> **GIVEN REQUEST**
Omit every picture, then give all the entries again exactly.

— start of DATA ENTRIES —

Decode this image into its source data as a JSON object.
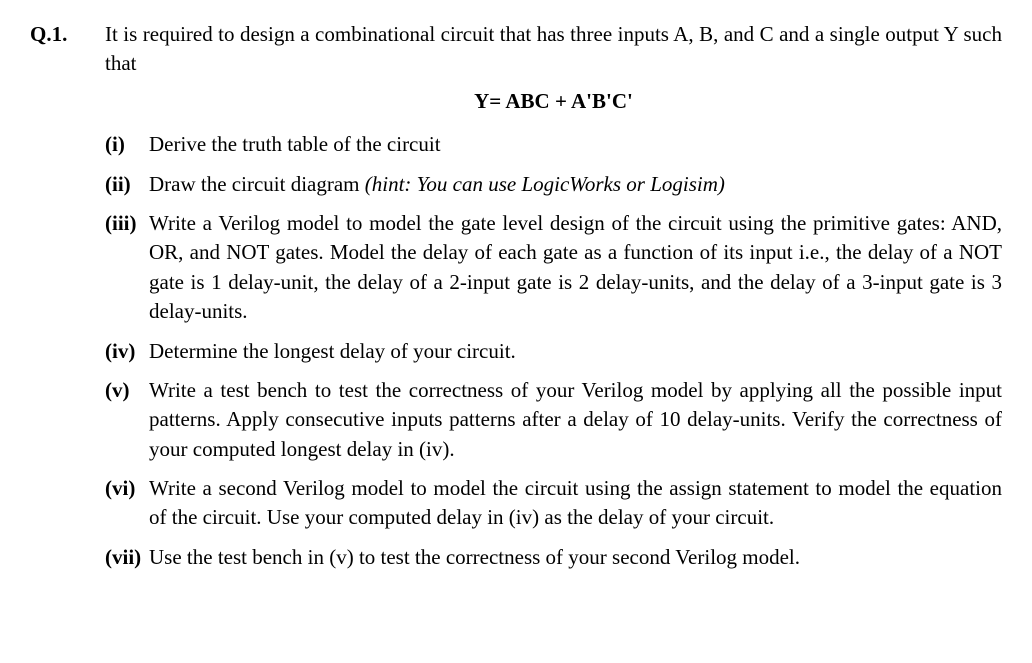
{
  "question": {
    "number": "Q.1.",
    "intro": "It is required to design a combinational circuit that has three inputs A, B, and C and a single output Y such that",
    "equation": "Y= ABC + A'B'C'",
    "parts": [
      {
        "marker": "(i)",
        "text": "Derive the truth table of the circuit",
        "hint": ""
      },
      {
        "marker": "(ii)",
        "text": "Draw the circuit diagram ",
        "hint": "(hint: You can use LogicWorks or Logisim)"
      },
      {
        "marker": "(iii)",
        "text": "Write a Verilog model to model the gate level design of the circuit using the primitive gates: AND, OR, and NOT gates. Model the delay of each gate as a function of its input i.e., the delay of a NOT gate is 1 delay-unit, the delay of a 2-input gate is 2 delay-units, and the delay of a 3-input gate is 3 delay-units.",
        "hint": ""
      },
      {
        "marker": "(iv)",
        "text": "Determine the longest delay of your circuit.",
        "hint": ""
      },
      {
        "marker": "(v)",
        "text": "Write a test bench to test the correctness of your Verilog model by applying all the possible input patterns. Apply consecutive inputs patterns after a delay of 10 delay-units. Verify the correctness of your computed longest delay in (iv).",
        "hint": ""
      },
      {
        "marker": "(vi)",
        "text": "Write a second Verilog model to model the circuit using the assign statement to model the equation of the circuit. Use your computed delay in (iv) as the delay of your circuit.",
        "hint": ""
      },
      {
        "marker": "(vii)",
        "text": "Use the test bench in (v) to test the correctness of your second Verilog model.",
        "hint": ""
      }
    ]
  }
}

— end of DATA ENTRIES —

> **FINISHED ANSWER**
Decode this image into its source data as a JSON object.
{
  "question": {
    "number": "Q.1.",
    "intro": "It is required to design a combinational circuit that has three inputs A, B, and C and a single output Y such that",
    "equation": "Y= ABC + A'B'C'",
    "parts": [
      {
        "marker": "(i)",
        "text": "Derive the truth table of the circuit",
        "hint": ""
      },
      {
        "marker": "(ii)",
        "text": "Draw the circuit diagram ",
        "hint": "(hint: You can use LogicWorks or Logisim)"
      },
      {
        "marker": "(iii)",
        "text": "Write a Verilog model to model the gate level design of the circuit using the primitive gates: AND, OR, and NOT gates. Model the delay of each gate as a function of its input i.e., the delay of a NOT gate is 1 delay-unit, the delay of a 2-input gate is 2 delay-units, and the delay of a 3-input gate is 3 delay-units.",
        "hint": ""
      },
      {
        "marker": "(iv)",
        "text": "Determine the longest delay of your circuit.",
        "hint": ""
      },
      {
        "marker": "(v)",
        "text": "Write a test bench to test the correctness of your Verilog model by applying all the possible input patterns. Apply consecutive inputs patterns after a delay of 10 delay-units. Verify the correctness of your computed longest delay in (iv).",
        "hint": ""
      },
      {
        "marker": "(vi)",
        "text": "Write a second Verilog model to model the circuit using the assign statement to model the equation of the circuit. Use your computed delay in (iv) as the delay of your circuit.",
        "hint": ""
      },
      {
        "marker": "(vii)",
        "text": "Use the test bench in (v) to test the correctness of your second Verilog model.",
        "hint": ""
      }
    ]
  }
}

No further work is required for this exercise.